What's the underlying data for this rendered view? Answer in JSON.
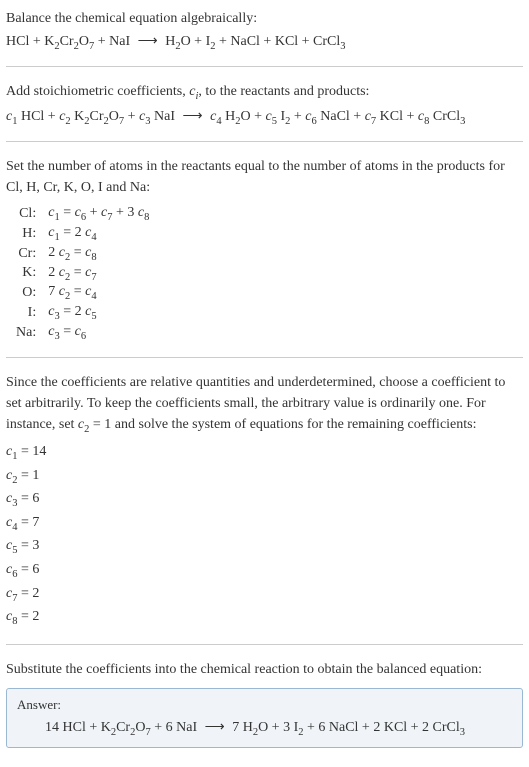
{
  "intro": {
    "line1": "Balance the chemical equation algebraically:",
    "equation": "HCl + K₂Cr₂O₇ + NaI ⟶ H₂O + I₂ + NaCl + KCl + CrCl₃"
  },
  "stoich": {
    "line1_a": "Add stoichiometric coefficients, ",
    "line1_ci": "c",
    "line1_ci_sub": "i",
    "line1_b": ", to the reactants and products:",
    "equation_parts": {
      "c1": "c₁",
      "r1": " HCl + ",
      "c2": "c₂",
      "r2": " K₂Cr₂O₇ + ",
      "c3": "c₃",
      "r3": " NaI ",
      "arrow": "⟶",
      "c4": " c₄",
      "r4": " H₂O + ",
      "c5": "c₅",
      "r5": " I₂ + ",
      "c6": "c₆",
      "r6": " NaCl + ",
      "c7": "c₇",
      "r7": " KCl + ",
      "c8": "c₈",
      "r8": " CrCl₃"
    }
  },
  "atoms_intro": {
    "line1": "Set the number of atoms in the reactants equal to the number of atoms in the products for Cl, H, Cr, K, O, I and Na:"
  },
  "atoms_table": [
    {
      "el": "Cl:",
      "eq": "c₁ = c₆ + c₇ + 3 c₈"
    },
    {
      "el": "H:",
      "eq": "c₁ = 2 c₄"
    },
    {
      "el": "Cr:",
      "eq": "2 c₂ = c₈"
    },
    {
      "el": "K:",
      "eq": "2 c₂ = c₇"
    },
    {
      "el": "O:",
      "eq": "7 c₂ = c₄"
    },
    {
      "el": "I:",
      "eq": "c₃ = 2 c₅"
    },
    {
      "el": "Na:",
      "eq": "c₃ = c₆"
    }
  ],
  "solve_intro": {
    "text": "Since the coefficients are relative quantities and underdetermined, choose a coefficient to set arbitrarily. To keep the coefficients small, the arbitrary value is ordinarily one. For instance, set c₂ = 1 and solve the system of equations for the remaining coefficients:"
  },
  "coeffs": [
    "c₁ = 14",
    "c₂ = 1",
    "c₃ = 6",
    "c₄ = 7",
    "c₅ = 3",
    "c₆ = 6",
    "c₇ = 2",
    "c₈ = 2"
  ],
  "substitute": {
    "text": "Substitute the coefficients into the chemical reaction to obtain the balanced equation:"
  },
  "answer": {
    "label": "Answer:",
    "equation": "14 HCl + K₂Cr₂O₇ + 6 NaI ⟶ 7 H₂O + 3 I₂ + 6 NaCl + 2 KCl + 2 CrCl₃"
  },
  "chart_data": {
    "type": "table",
    "title": "Chemical equation balancing (algebraic)",
    "reactants": [
      "HCl",
      "K2Cr2O7",
      "NaI"
    ],
    "products": [
      "H2O",
      "I2",
      "NaCl",
      "KCl",
      "CrCl3"
    ],
    "element_balance_equations": {
      "Cl": "c1 = c6 + c7 + 3*c8",
      "H": "c1 = 2*c4",
      "Cr": "2*c2 = c8",
      "K": "2*c2 = c7",
      "O": "7*c2 = c4",
      "I": "c3 = 2*c5",
      "Na": "c3 = c6"
    },
    "fixed": {
      "c2": 1
    },
    "solution": {
      "c1": 14,
      "c2": 1,
      "c3": 6,
      "c4": 7,
      "c5": 3,
      "c6": 6,
      "c7": 2,
      "c8": 2
    },
    "balanced_equation": "14 HCl + K2Cr2O7 + 6 NaI -> 7 H2O + 3 I2 + 6 NaCl + 2 KCl + 2 CrCl3"
  }
}
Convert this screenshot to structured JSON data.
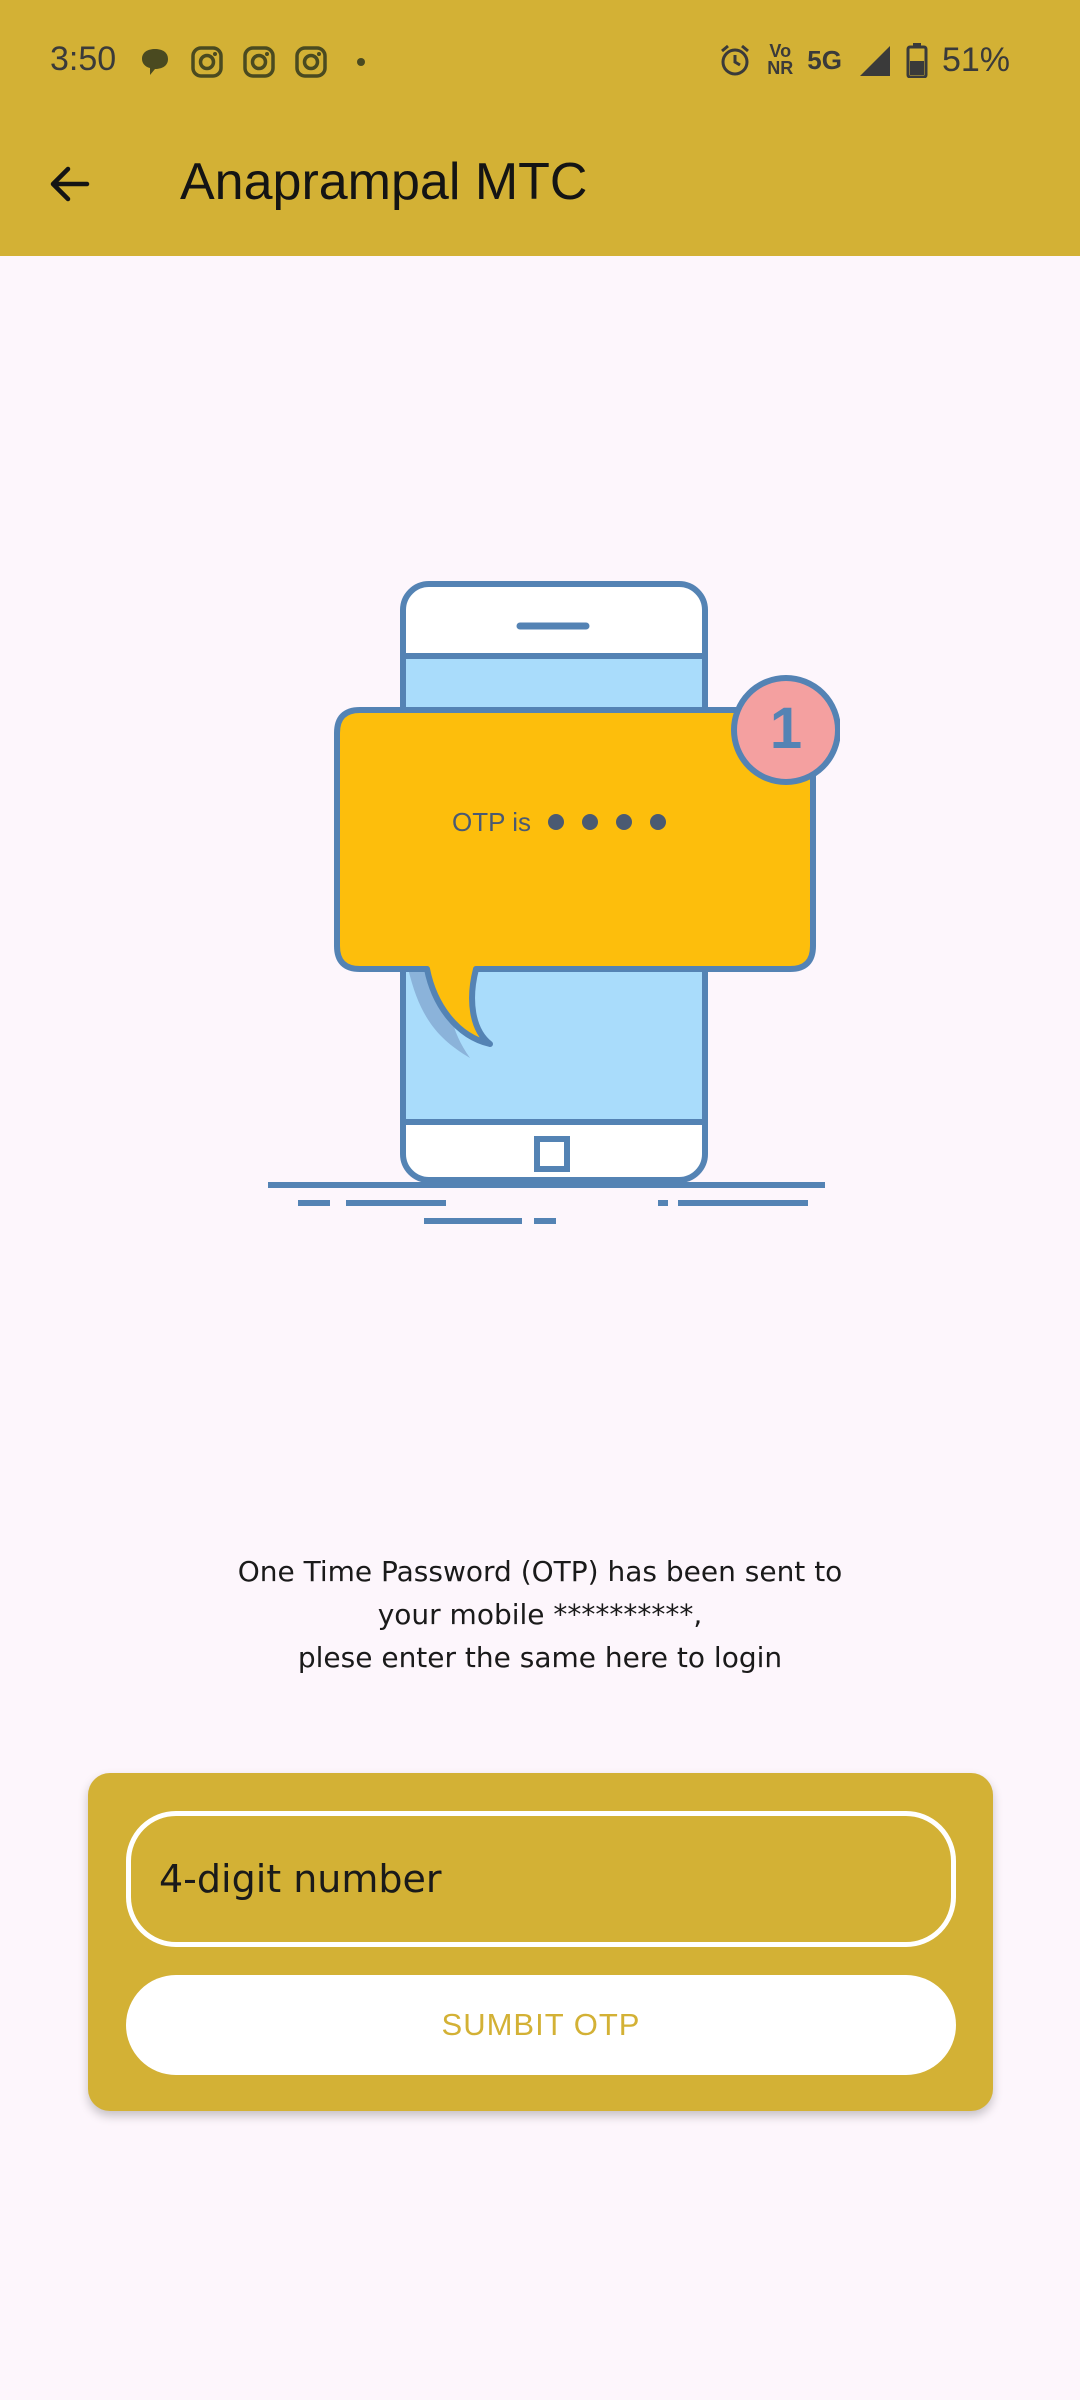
{
  "status_bar": {
    "time": "3:50",
    "network_top": "Vo",
    "network_bottom": "NR",
    "network_5g": "5G",
    "battery_percent": "51%",
    "left_icons": [
      "message-bubble-icon",
      "instagram-icon",
      "instagram-icon",
      "instagram-icon",
      "dot-icon"
    ],
    "right_icons": [
      "alarm-icon",
      "volte-icon",
      "5g-icon",
      "signal-icon",
      "battery-icon"
    ]
  },
  "app_bar": {
    "title": "Anaprampal MTC",
    "back_icon": "arrow-left-icon",
    "background": "#D3B135"
  },
  "illustration": {
    "otp_text": "OTP is",
    "badge_count": "1"
  },
  "message": {
    "line1": "One Time Password (OTP) has been sent to",
    "line2": "your mobile **********,",
    "line3": "plese enter the same here to login"
  },
  "form": {
    "otp_placeholder": "4-digit number",
    "otp_value": "",
    "submit_label": "SUMBIT OTP"
  },
  "colors": {
    "accent": "#D3B135",
    "background": "#FDF6FC",
    "bubble": "#FDBE0C",
    "phone_screen": "#A9DCFB",
    "outline": "#5483B4",
    "badge": "#F4A0A0"
  }
}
____________________
WHAT THE TASK ASKS ->
What is needed is an exact reproduction of the data, pictures excluded.

TASK RESPONSE ->
What's the underlying data for this rendered view? Answer in JSON.
{
  "intro": {
    "line1": "Balance the chemical equation algebraically:",
    "equation": "HCl + K₂Cr₂O₇ + NaI ⟶ H₂O + I₂ + NaCl + KCl + CrCl₃"
  },
  "stoich": {
    "line1_a": "Add stoichiometric coefficients, ",
    "line1_ci": "c",
    "line1_ci_sub": "i",
    "line1_b": ", to the reactants and products:",
    "equation_parts": {
      "c1": "c₁",
      "r1": " HCl + ",
      "c2": "c₂",
      "r2": " K₂Cr₂O₇ + ",
      "c3": "c₃",
      "r3": " NaI ",
      "arrow": "⟶",
      "c4": " c₄",
      "r4": " H₂O + ",
      "c5": "c₅",
      "r5": " I₂ + ",
      "c6": "c₆",
      "r6": " NaCl + ",
      "c7": "c₇",
      "r7": " KCl + ",
      "c8": "c₈",
      "r8": " CrCl₃"
    }
  },
  "atoms_intro": {
    "line1": "Set the number of atoms in the reactants equal to the number of atoms in the products for Cl, H, Cr, K, O, I and Na:"
  },
  "atoms_table": [
    {
      "el": "Cl:",
      "eq": "c₁ = c₆ + c₇ + 3 c₈"
    },
    {
      "el": "H:",
      "eq": "c₁ = 2 c₄"
    },
    {
      "el": "Cr:",
      "eq": "2 c₂ = c₈"
    },
    {
      "el": "K:",
      "eq": "2 c₂ = c₇"
    },
    {
      "el": "O:",
      "eq": "7 c₂ = c₄"
    },
    {
      "el": "I:",
      "eq": "c₃ = 2 c₅"
    },
    {
      "el": "Na:",
      "eq": "c₃ = c₆"
    }
  ],
  "solve_intro": {
    "text": "Since the coefficients are relative quantities and underdetermined, choose a coefficient to set arbitrarily. To keep the coefficients small, the arbitrary value is ordinarily one. For instance, set c₂ = 1 and solve the system of equations for the remaining coefficients:"
  },
  "coeffs": [
    "c₁ = 14",
    "c₂ = 1",
    "c₃ = 6",
    "c₄ = 7",
    "c₅ = 3",
    "c₆ = 6",
    "c₇ = 2",
    "c₈ = 2"
  ],
  "substitute": {
    "text": "Substitute the coefficients into the chemical reaction to obtain the balanced equation:"
  },
  "answer": {
    "label": "Answer:",
    "equation": "14 HCl + K₂Cr₂O₇ + 6 NaI ⟶ 7 H₂O + 3 I₂ + 6 NaCl + 2 KCl + 2 CrCl₃"
  },
  "chart_data": {
    "type": "table",
    "title": "Chemical equation balancing (algebraic)",
    "reactants": [
      "HCl",
      "K2Cr2O7",
      "NaI"
    ],
    "products": [
      "H2O",
      "I2",
      "NaCl",
      "KCl",
      "CrCl3"
    ],
    "element_balance_equations": {
      "Cl": "c1 = c6 + c7 + 3*c8",
      "H": "c1 = 2*c4",
      "Cr": "2*c2 = c8",
      "K": "2*c2 = c7",
      "O": "7*c2 = c4",
      "I": "c3 = 2*c5",
      "Na": "c3 = c6"
    },
    "fixed": {
      "c2": 1
    },
    "solution": {
      "c1": 14,
      "c2": 1,
      "c3": 6,
      "c4": 7,
      "c5": 3,
      "c6": 6,
      "c7": 2,
      "c8": 2
    },
    "balanced_equation": "14 HCl + K2Cr2O7 + 6 NaI -> 7 H2O + 3 I2 + 6 NaCl + 2 KCl + 2 CrCl3"
  }
}
Convert this screenshot to structured JSON data.
{
  "status_bar": {
    "time": "3:50",
    "network_top": "Vo",
    "network_bottom": "NR",
    "network_5g": "5G",
    "battery_percent": "51%",
    "left_icons": [
      "message-bubble-icon",
      "instagram-icon",
      "instagram-icon",
      "instagram-icon",
      "dot-icon"
    ],
    "right_icons": [
      "alarm-icon",
      "volte-icon",
      "5g-icon",
      "signal-icon",
      "battery-icon"
    ]
  },
  "app_bar": {
    "title": "Anaprampal MTC",
    "back_icon": "arrow-left-icon",
    "background": "#D3B135"
  },
  "illustration": {
    "otp_text": "OTP is",
    "badge_count": "1"
  },
  "message": {
    "line1": "One Time Password (OTP) has been sent to",
    "line2": "your mobile **********,",
    "line3": "plese enter the same here to login"
  },
  "form": {
    "otp_placeholder": "4-digit number",
    "otp_value": "",
    "submit_label": "SUMBIT OTP"
  },
  "colors": {
    "accent": "#D3B135",
    "background": "#FDF6FC",
    "bubble": "#FDBE0C",
    "phone_screen": "#A9DCFB",
    "outline": "#5483B4",
    "badge": "#F4A0A0"
  }
}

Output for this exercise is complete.